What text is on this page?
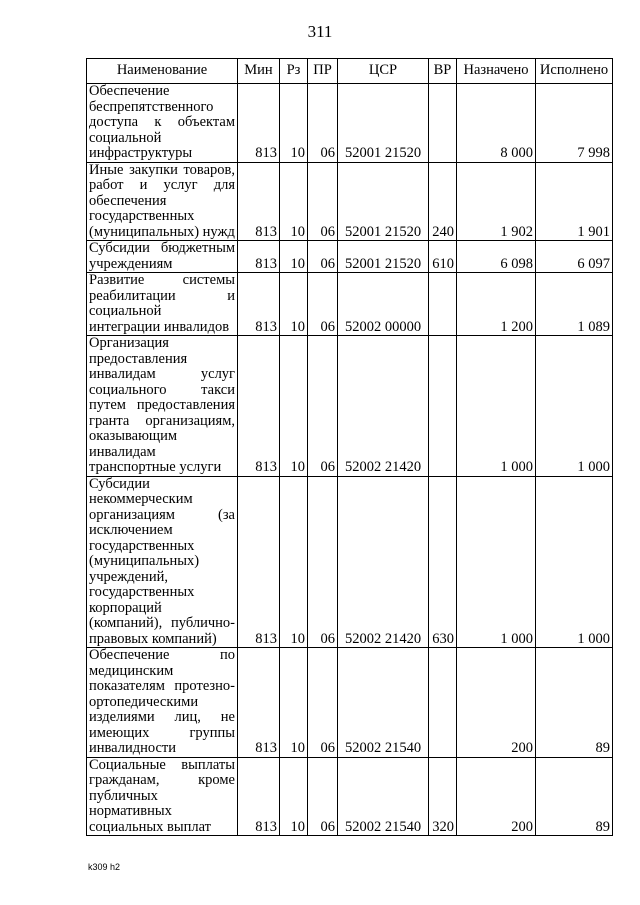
311
Наименование	Мин	Рз	ПР	ЦСР	ВР	Назначено	Исполнено
Обеспечение беспрепятственного доступа к объектам социальной инфраструктуры	813	10	06	52001 21520		8 000	7 998
Иные закупки товаров, работ и услуг для обеспечения государственных (муниципальных) нужд	813	10	06	52001 21520	240	1 902	1 901
Субсидии бюджетным учреждениям	813	10	06	52001 21520	610	6 098	6 097
Развитие системы реабилитации и социальной интеграции инвалидов	813	10	06	52002 00000		1 200	1 089
Организация предоставления инвалидам услуг социального такси путем предоставления гранта организациям, оказывающим инвалидам транспортные услуги	813	10	06	52002 21420		1 000	1 000
Субсидии некоммерческим организациям (за исключением государственных (муниципальных) учреждений, государственных корпораций (компаний), публично-правовых компаний)	813	10	06	52002 21420	630	1 000	1 000
Обеспечение по медицинским показателям протезно-ортопедическими изделиями лиц, не имеющих группы инвалидности	813	10	06	52002 21540		200	89
Социальные выплаты гражданам, кроме публичных нормативных социальных выплат	813	10	06	52002 21540	320	200	89
k309 h2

:::

Write out all the records again, exactly, minus any pictures.

What text is on this page?
311
Наименование	Мин	Рз	ПР	ЦСР	ВР	Назначено	Исполнено
Обеспечение беспрепятственного доступа к объектам социальной инфраструктуры	813	10	06	52001 21520		8 000	7 998
Иные закупки товаров, работ и услуг для обеспечения государственных (муниципальных) нужд	813	10	06	52001 21520	240	1 902	1 901
Субсидии бюджетным учреждениям	813	10	06	52001 21520	610	6 098	6 097
Развитие системы реабилитации и социальной интеграции инвалидов	813	10	06	52002 00000		1 200	1 089
Организация предоставления инвалидам услуг социального такси путем предоставления гранта организациям, оказывающим инвалидам транспортные услуги	813	10	06	52002 21420		1 000	1 000
Субсидии некоммерческим организациям (за исключением государственных (муниципальных) учреждений, государственных корпораций (компаний), публично-правовых компаний)	813	10	06	52002 21420	630	1 000	1 000
Обеспечение по медицинским показателям протезно-ортопедическими изделиями лиц, не имеющих группы инвалидности	813	10	06	52002 21540		200	89
Социальные выплаты гражданам, кроме публичных нормативных социальных выплат	813	10	06	52002 21540	320	200	89
k309 h2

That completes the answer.